- _Exercise brief_: Pull out every line with the word "namletých".

- _Listed records_:

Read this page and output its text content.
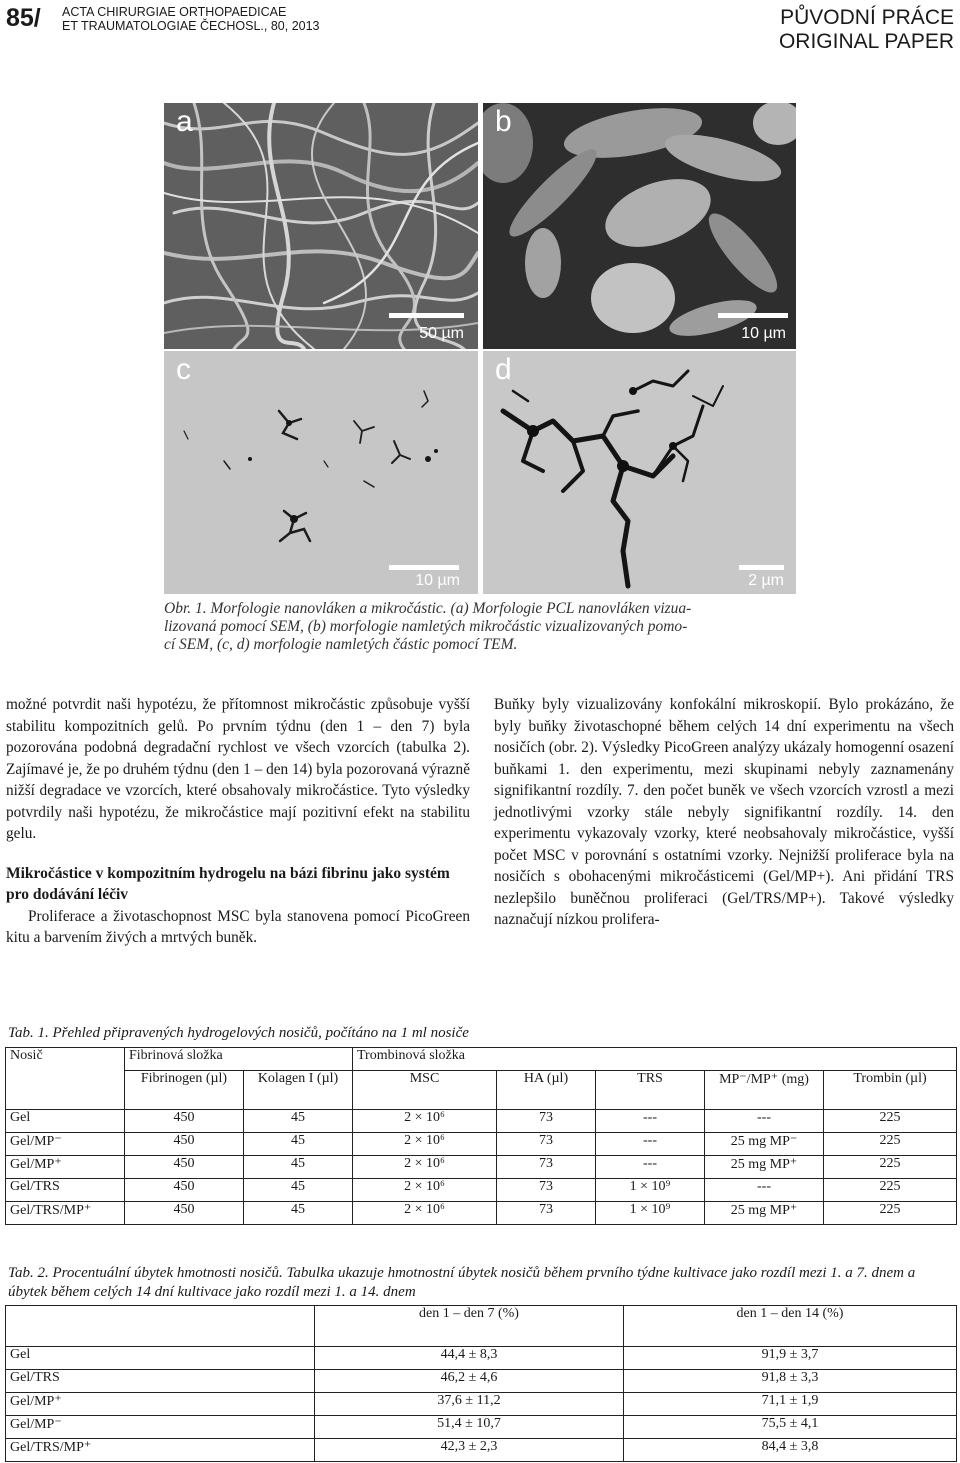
85/ ACTA CHIRURGIAE ORTHOPAEDICAE
ET TRAUMATOLOGIAE ČECHOSL., 80, 2013	PŮVODNÍ PRÁCE
ORIGINAL PAPER
a
50 µm
b
10 µm
c
10 µm
d
2 µm
Obr. 1. Morfologie nanovláken a mikročástic. (a) Morfologie PCL nanovláken vizua-
lizovaná pomocí SEM, (b) morfologie namletých mikročástic vizualizovaných pomo-
cí SEM, (c, d) morfologie namletých částic pomocí TEM.

možné potvrdit naši hypotézu, že přítomnost mikročástic způsobuje vyšší stabilitu kompozitních gelů. Po prvním týdnu (den 1 – den 7) byla pozorována podobná degradační rychlost ve všech vzorcích (tabulka 2). Zajímavé je, že po druhém týdnu (den 1 – den 14) byla pozorovaná výrazně nižší degradace ve vzorcích, které obsahovaly mikročástice. Tyto výsledky potvrdily naši hypotézu, že mikročástice mají pozitivní efekt na stabilitu gelu.

Mikročástice v kompozitním hydrogelu na bázi fibrinu jako systém pro dodávání léčiv

Proliferace a životaschopnost MSC byla stanovena pomocí PicoGreen kitu a barvením živých a mrtvých buněk.

Buňky byly vizualizovány konfokální mikroskopií. Bylo prokázáno, že byly buňky životaschopné během celých 14 dní experimentu na všech nosičích (obr. 2). Výsledky PicoGreen analýzy ukázaly homogenní osazení buňkami 1. den experimentu, mezi skupinami nebyly zaznamenány signifikantní rozdíly. 7. den počet buněk ve všech vzorcích vzrostl a mezi jednotlivými vzorky stále nebyly signifikantní rozdíly. 14. den experimentu vykazovaly vzorky, které neobsahovaly mikročástice, vyšší počet MSC v porovnání s ostatními vzorky. Nejnižší proliferace byla na nosičích s obohacenými mikročásticemi (Gel/MP+). Ani přidání TRS nezlepšilo buněčnou proliferaci (Gel/TRS/MP+). Takové výsledky naznačují nízkou prolifera-

Tab. 1. Přehled připravených hydrogelových nosičů, počítáno na 1 ml nosiče
Nosič	Fibrinová složka		Trombinová složka				
	Fibrinogen (µl)	Kolagen I (µl)	MSC	HA (µl)	TRS	MP⁻/MP⁺ (mg)	Trombin (µl)
Gel	450	45	2 × 10⁶	73	---	---	225
Gel/MP⁻	450	45	2 × 10⁶	73	---	25 mg MP⁻	225
Gel/MP⁺	450	45	2 × 10⁶	73	---	25 mg MP⁺	225
Gel/TRS	450	45	2 × 10⁶	73	1 × 10⁹	---	225
Gel/TRS/MP⁺	450	45	2 × 10⁶	73	1 × 10⁹	25 mg MP⁺	225
Tab. 2. Procentuální úbytek hmotnosti nosičů. Tabulka ukazuje hmotnostní úbytek nosičů během prvního týdne kultivace jako rozdíl mezi 1. a 7. dnem a úbytek během celých 14 dní kultivace jako rozdíl mezi 1. a 14. dnem
	den 1 – den 7 (%)	den 1 – den 14 (%)
Gel	44,4 ± 8,3	91,9 ± 3,7
Gel/TRS	46,2 ± 4,6	91,8 ± 3,3
Gel/MP⁺	37,6 ± 11,2	71,1 ± 1,9
Gel/MP⁻	51,4 ± 10,7	75,5 ± 4,1
Gel/TRS/MP⁺	42,3 ± 2,3	84,4 ± 3,8
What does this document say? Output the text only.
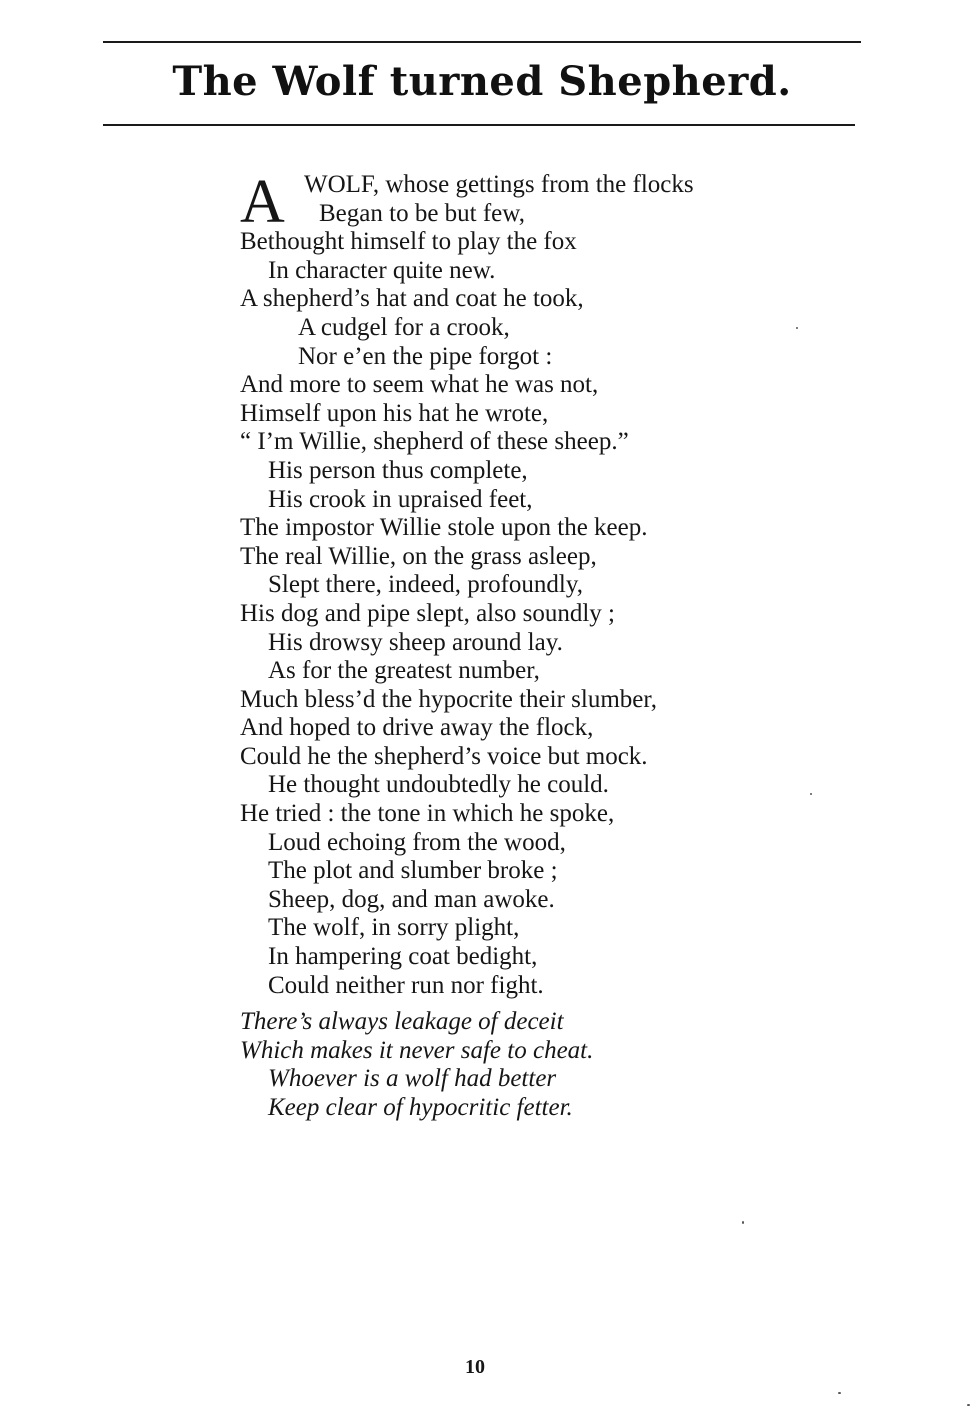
The Wolf turned Shepherd.
A WOLF, whose gettings from the flocks
Began to be but few,
Bethought himself to play the fox
In character quite new.
A shepherd’s hat and coat he took,
A cudgel for a crook,
Nor e’en the pipe forgot :
And more to seem what he was not,
Himself upon his hat he wrote,
“ I’m Willie, shepherd of these sheep.”
His person thus complete,
His crook in upraised feet,
The impostor Willie stole upon the keep.
The real Willie, on the grass asleep,
Slept there, indeed, profoundly,
His dog and pipe slept, also soundly ;
His drowsy sheep around lay.
As for the greatest number,
Much bless’d the hypocrite their slumber,
And hoped to drive away the flock,
Could he the shepherd’s voice but mock.
He thought undoubtedly he could.
He tried : the tone in which he spoke,
Loud echoing from the wood,
The plot and slumber broke ;
Sheep, dog, and man awoke.
The wolf, in sorry plight,
In hampering coat bedight,
Could neither run nor fight.
There’s always leakage of deceit
Which makes it never safe to cheat.
Whoever is a wolf had better
Keep clear of hypocritic fetter.
10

- _Response to the exercise_:
lizovaná pomocí SEM, (b) morfologie namletých mikročástic vizualizovaných pomo-
cí SEM, (c, d) morfologie namletých částic pomocí TEM.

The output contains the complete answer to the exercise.